EXERCISE: Pictures stay out; everything else in the records below is copied exactly.

A block of data
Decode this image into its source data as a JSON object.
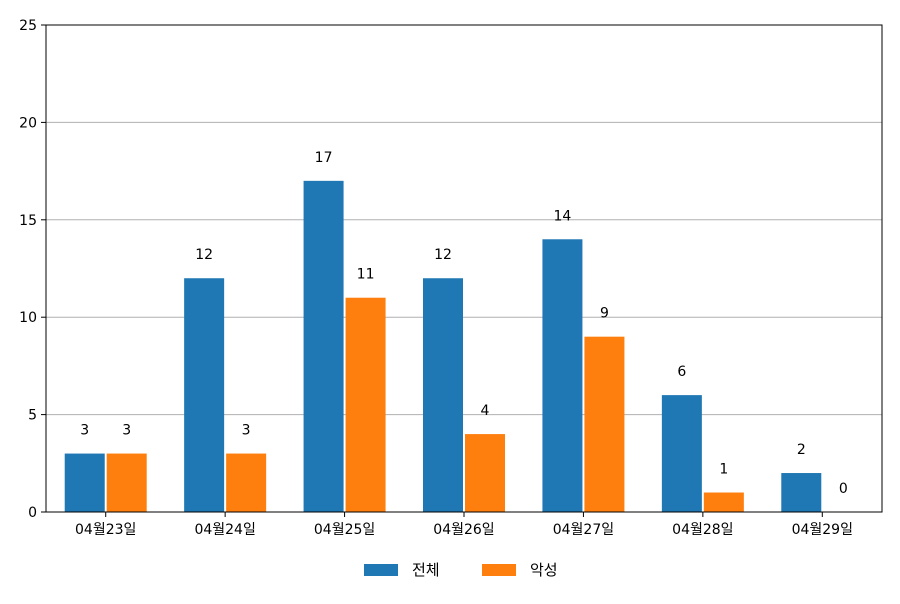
{
  "chart_data": {
    "type": "bar",
    "categories": [
      "04월23일",
      "04월24일",
      "04월25일",
      "04월26일",
      "04월27일",
      "04월28일",
      "04월29일"
    ],
    "series": [
      {
        "name": "전체",
        "values": [
          3,
          12,
          17,
          12,
          14,
          6,
          2
        ],
        "color": "#1f77b4"
      },
      {
        "name": "악성",
        "values": [
          3,
          3,
          11,
          4,
          9,
          1,
          0
        ],
        "color": "#ff7f0e"
      }
    ],
    "ylim": [
      0,
      25
    ],
    "yticks": [
      0,
      5,
      10,
      15,
      20,
      25
    ],
    "grid": "horizontal",
    "legend_position": "bottom-center",
    "title": "",
    "xlabel": "",
    "ylabel": ""
  }
}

TASK RESULT:
Decode this image into its source data as a JSON object.
{
  "chart_data": {
    "type": "bar",
    "categories": [
      "04월23일",
      "04월24일",
      "04월25일",
      "04월26일",
      "04월27일",
      "04월28일",
      "04월29일"
    ],
    "series": [
      {
        "name": "전체",
        "values": [
          3,
          12,
          17,
          12,
          14,
          6,
          2
        ],
        "color": "#1f77b4"
      },
      {
        "name": "악성",
        "values": [
          3,
          3,
          11,
          4,
          9,
          1,
          0
        ],
        "color": "#ff7f0e"
      }
    ],
    "ylim": [
      0,
      25
    ],
    "yticks": [
      0,
      5,
      10,
      15,
      20,
      25
    ],
    "grid": "horizontal",
    "legend_position": "bottom-center",
    "title": "",
    "xlabel": "",
    "ylabel": ""
  }
}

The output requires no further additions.